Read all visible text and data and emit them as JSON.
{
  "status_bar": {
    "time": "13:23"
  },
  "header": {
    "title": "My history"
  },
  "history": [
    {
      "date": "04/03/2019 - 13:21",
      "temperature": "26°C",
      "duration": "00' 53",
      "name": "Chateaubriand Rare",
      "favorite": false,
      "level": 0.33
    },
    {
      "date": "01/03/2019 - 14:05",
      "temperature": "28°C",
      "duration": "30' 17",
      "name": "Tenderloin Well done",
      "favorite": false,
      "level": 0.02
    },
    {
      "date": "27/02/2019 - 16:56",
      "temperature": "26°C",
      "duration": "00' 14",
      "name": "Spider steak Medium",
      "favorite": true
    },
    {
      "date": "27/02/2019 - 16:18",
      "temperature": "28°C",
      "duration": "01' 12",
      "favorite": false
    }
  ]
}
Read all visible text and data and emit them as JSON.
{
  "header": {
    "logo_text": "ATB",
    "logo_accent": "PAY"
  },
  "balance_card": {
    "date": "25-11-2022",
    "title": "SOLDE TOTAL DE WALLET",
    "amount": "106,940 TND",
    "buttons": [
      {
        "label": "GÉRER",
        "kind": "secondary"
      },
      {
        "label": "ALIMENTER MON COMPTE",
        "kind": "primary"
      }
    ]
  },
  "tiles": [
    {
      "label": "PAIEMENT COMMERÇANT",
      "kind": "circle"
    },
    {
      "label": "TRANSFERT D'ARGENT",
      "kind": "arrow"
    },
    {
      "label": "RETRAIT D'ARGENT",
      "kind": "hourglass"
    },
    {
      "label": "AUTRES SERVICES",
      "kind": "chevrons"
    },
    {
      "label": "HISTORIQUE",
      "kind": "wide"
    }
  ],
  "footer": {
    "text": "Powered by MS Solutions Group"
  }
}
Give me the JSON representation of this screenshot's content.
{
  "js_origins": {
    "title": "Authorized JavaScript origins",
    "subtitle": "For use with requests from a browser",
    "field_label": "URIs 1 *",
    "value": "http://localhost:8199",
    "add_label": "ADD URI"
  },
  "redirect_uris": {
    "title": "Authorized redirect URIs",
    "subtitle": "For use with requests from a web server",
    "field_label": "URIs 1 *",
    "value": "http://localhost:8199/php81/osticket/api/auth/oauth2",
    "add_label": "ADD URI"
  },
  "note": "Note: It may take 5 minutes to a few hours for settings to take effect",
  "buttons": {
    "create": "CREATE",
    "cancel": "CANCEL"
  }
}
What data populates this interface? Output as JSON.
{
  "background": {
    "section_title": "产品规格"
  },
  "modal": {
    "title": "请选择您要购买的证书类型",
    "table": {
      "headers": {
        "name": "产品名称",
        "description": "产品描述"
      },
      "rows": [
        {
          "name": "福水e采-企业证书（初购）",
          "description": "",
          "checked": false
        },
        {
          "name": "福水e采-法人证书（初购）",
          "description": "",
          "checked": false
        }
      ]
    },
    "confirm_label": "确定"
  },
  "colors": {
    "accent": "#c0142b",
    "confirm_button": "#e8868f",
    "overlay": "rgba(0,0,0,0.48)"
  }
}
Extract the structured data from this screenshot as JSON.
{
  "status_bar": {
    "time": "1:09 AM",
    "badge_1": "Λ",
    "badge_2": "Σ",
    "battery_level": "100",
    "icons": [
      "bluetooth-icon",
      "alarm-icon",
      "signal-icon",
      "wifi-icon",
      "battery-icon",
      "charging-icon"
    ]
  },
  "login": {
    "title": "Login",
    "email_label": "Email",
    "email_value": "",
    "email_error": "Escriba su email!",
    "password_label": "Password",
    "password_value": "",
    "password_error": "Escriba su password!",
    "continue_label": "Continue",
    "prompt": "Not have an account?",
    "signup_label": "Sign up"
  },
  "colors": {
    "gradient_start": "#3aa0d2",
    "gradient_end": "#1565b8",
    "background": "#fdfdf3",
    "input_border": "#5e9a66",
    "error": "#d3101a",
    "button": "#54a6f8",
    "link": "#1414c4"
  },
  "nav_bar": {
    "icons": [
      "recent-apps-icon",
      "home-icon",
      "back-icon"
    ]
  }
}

**PROBLEM REQUIREMENTS**
From the line containing "Extract the structured" down to the last line, reproduce the records exactly. Include both ends.

**TASK OUTPUT**
Extract the structured data from this screenshot as JSON.
{
  "status_bar": {
    "time": "1:09 AM",
    "badge_1": "Λ",
    "badge_2": "Σ",
    "battery_level": "100",
    "icons": [
      "bluetooth-icon",
      "alarm-icon",
      "signal-icon",
      "wifi-icon",
      "battery-icon",
      "charging-icon"
    ]
  },
  "login": {
    "title": "Login",
    "email_label": "Email",
    "email_value": "",
    "email_error": "Escriba su email!",
    "password_label": "Password",
    "password_value": "",
    "password_error": "Escriba su password!",
    "continue_label": "Continue",
    "prompt": "Not have an account?",
    "signup_label": "Sign up"
  },
  "colors": {
    "gradient_start": "#3aa0d2",
    "gradient_end": "#1565b8",
    "background": "#fdfdf3",
    "input_border": "#5e9a66",
    "error": "#d3101a",
    "button": "#54a6f8",
    "link": "#1414c4"
  },
  "nav_bar": {
    "icons": [
      "recent-apps-icon",
      "home-icon",
      "back-icon"
    ]
  }
}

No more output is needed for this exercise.